#### TO DO:
Lift every line from the entries that includes the word "these".

#### RAW RECORDS:
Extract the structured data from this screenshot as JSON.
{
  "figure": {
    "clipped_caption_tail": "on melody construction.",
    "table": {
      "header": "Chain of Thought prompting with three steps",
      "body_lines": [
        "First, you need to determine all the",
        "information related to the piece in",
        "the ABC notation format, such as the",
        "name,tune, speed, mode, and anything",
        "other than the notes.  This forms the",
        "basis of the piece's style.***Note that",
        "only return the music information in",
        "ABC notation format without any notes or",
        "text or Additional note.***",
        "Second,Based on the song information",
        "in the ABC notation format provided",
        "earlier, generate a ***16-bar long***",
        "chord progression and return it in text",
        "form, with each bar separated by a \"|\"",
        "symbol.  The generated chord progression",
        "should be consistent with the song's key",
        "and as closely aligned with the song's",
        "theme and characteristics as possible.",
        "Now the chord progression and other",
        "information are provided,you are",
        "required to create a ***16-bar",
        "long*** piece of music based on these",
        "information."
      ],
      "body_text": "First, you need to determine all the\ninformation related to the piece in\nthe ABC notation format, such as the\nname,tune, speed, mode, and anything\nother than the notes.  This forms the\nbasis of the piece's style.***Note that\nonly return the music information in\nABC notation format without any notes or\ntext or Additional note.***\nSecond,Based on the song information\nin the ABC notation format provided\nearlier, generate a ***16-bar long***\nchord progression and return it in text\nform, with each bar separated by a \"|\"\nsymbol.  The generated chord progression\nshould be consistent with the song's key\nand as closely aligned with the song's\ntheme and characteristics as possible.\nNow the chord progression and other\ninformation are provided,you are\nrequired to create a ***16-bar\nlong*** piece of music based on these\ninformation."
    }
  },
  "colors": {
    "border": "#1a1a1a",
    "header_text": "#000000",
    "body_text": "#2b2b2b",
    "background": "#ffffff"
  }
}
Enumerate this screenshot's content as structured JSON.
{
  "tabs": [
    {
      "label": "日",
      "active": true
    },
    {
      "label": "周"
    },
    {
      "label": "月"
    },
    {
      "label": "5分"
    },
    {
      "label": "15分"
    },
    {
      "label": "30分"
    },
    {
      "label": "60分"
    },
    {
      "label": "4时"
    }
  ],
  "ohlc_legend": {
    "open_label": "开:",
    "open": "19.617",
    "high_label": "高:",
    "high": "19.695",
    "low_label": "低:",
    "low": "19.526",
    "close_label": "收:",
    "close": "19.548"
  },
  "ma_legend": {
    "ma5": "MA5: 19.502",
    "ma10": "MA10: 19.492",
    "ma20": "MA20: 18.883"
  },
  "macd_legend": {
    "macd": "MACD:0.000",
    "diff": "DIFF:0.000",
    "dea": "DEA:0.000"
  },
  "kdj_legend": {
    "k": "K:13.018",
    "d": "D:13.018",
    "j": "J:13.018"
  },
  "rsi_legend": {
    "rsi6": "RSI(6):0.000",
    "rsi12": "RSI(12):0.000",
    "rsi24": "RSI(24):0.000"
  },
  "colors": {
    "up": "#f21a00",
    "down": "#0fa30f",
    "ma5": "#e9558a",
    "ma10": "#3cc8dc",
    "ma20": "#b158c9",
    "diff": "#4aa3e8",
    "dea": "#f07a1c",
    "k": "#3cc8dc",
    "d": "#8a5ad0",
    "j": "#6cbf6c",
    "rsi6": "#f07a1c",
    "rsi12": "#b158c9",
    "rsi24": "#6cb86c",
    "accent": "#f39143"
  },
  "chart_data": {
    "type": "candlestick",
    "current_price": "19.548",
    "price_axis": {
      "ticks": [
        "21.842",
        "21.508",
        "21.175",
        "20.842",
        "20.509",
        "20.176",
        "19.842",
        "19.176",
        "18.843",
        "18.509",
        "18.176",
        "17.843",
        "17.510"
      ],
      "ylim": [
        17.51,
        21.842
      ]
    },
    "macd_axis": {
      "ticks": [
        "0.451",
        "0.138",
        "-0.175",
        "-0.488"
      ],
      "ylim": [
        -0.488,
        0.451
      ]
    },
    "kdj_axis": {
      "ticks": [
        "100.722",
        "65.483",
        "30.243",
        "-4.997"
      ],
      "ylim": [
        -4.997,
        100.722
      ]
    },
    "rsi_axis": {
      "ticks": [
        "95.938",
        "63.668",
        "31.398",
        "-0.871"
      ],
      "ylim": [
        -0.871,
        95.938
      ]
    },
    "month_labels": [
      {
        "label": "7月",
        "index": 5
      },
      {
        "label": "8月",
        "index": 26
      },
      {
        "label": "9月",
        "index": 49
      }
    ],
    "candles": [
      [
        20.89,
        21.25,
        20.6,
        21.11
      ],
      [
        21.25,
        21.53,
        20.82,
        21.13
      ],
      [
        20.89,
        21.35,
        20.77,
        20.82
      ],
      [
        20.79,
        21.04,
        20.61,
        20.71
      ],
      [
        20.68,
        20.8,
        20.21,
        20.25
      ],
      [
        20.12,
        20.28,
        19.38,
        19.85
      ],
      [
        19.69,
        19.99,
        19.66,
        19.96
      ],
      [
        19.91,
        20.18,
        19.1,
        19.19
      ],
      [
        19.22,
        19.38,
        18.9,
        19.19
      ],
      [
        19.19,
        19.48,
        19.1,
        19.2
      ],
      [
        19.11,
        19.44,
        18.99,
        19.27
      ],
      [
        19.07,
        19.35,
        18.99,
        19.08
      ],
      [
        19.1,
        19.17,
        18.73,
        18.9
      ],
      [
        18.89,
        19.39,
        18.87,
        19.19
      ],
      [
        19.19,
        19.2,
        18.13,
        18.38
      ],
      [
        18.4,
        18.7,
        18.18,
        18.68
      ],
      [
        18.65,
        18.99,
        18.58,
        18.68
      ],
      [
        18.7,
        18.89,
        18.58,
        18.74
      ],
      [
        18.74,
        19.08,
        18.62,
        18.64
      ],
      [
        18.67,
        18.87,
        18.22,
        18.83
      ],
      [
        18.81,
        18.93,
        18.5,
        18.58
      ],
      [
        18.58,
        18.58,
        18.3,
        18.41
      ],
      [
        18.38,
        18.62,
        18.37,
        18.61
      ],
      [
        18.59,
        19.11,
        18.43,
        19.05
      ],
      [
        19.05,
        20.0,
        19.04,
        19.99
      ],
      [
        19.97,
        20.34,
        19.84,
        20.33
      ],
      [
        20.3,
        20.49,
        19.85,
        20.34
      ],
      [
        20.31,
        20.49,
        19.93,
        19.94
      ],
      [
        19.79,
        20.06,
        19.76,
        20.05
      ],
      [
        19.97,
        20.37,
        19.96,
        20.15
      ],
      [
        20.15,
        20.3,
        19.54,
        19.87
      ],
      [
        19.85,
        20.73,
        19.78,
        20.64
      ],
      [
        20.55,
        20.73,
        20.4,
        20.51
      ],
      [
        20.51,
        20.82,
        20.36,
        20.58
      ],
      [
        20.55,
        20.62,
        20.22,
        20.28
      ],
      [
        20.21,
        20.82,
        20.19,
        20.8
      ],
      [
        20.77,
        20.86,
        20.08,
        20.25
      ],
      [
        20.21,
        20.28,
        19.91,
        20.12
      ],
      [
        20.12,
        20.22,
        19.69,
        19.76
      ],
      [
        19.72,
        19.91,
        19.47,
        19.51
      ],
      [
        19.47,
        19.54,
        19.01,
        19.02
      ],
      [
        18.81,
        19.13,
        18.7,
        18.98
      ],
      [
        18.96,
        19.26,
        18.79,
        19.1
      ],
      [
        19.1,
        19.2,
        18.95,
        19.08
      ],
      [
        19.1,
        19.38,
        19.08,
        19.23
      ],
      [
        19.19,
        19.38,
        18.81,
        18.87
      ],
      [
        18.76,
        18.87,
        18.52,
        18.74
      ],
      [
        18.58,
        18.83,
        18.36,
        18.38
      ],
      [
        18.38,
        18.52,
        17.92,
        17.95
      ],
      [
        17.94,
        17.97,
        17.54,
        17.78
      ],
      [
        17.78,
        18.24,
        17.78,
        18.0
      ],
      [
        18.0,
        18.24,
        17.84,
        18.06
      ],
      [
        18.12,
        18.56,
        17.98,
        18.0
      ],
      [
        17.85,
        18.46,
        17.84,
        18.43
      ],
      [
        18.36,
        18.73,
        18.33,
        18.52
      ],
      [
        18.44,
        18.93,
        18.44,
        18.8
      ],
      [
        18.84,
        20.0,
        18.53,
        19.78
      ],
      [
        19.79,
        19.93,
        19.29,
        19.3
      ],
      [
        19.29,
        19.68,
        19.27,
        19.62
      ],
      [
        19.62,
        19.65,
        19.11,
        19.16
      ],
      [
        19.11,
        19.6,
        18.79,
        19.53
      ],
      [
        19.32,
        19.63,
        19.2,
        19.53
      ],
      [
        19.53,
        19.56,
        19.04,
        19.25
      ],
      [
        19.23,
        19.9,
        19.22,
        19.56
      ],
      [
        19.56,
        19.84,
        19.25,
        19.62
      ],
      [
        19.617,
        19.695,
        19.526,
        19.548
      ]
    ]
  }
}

#### ANSWER FOR THE TASK:
        "long*** piece of music based on these",
      "body_text": "First, you need to determine all the\ninformation related to the piece in\nthe ABC notation format, such as the\nname,tune, speed, mode, and anything\nother than the notes.  This forms the\nbasis of the piece's style.***Note that\nonly return the music information in\nABC notation format without any notes or\ntext or Additional note.***\nSecond,Based on the song information\nin the ABC notation format provided\nearlier, generate a ***16-bar long***\nchord progression and return it in text\nform, with each bar separated by a \"|\"\nsymbol.  The generated chord progression\nshould be consistent with the song's key\nand as closely aligned with the song's\ntheme and characteristics as possible.\nNow the chord progression and other\ninformation are provided,you are\nrequired to create a ***16-bar\nlong*** piece of music based on these\ninformation."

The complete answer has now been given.